[Stored items from a collection]
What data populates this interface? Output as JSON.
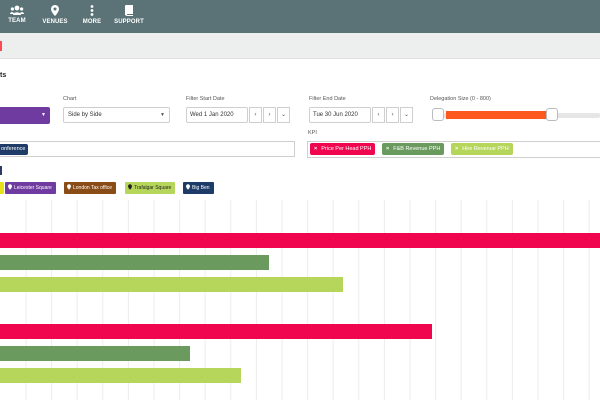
{
  "nav": {
    "items": [
      {
        "id": "team",
        "label": "TEAM",
        "icon": "team-icon"
      },
      {
        "id": "venues",
        "label": "VENUES",
        "icon": "location-pin-icon"
      },
      {
        "id": "more",
        "label": "MORE",
        "icon": "more-vertical-icon"
      },
      {
        "id": "support",
        "label": "SUPPORT",
        "icon": "book-icon"
      }
    ]
  },
  "page": {
    "heading_fragment": "ts"
  },
  "filters": {
    "chart_label": "Chart",
    "chart_value": "Side by Side",
    "start_date_label": "Filter Start Date",
    "start_date_value": "Wed 1 Jan 2020",
    "end_date_label": "Filter End Date",
    "end_date_value": "Tue 30 Jun 2020",
    "date_prev": "‹",
    "date_next": "›",
    "date_expand": "⌄",
    "delegation_label": "Delegation Size (0 - 800)",
    "delegation_range": [
      100,
      700
    ],
    "kpi_label": "KPI"
  },
  "venue_tag": "onference",
  "kpi_tags": [
    {
      "label": "Price Per Head PPH",
      "color": "#f0064f"
    },
    {
      "label": "F&B Revenue PPH",
      "color": "#6b9a5e"
    },
    {
      "label": "Hire Revenue PPH",
      "color": "#b6d55b"
    }
  ],
  "legend": [
    {
      "label": "Leicester Square",
      "color": "#6f3ba0"
    },
    {
      "label": "London Tax office",
      "color": "#8a4c16"
    },
    {
      "label": "Trafalgar Square",
      "color": "#b6d55b"
    },
    {
      "label": "Big Ben",
      "color": "#1f3c68"
    }
  ],
  "chart_data": {
    "type": "bar",
    "orientation": "horizontal",
    "grid": true,
    "series": [
      {
        "name": "Price Per Head PPH",
        "color": "#f0064f",
        "values": [
          1.0,
          0.72
        ]
      },
      {
        "name": "F&B Revenue PPH",
        "color": "#6b9a5e",
        "values": [
          0.448,
          0.317
        ]
      },
      {
        "name": "Hire Revenue PPH",
        "color": "#b6d55b",
        "values": [
          0.572,
          0.402
        ]
      }
    ]
  }
}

Task:
Report only the number of lines that hold the word "Hire".

Written answer:
2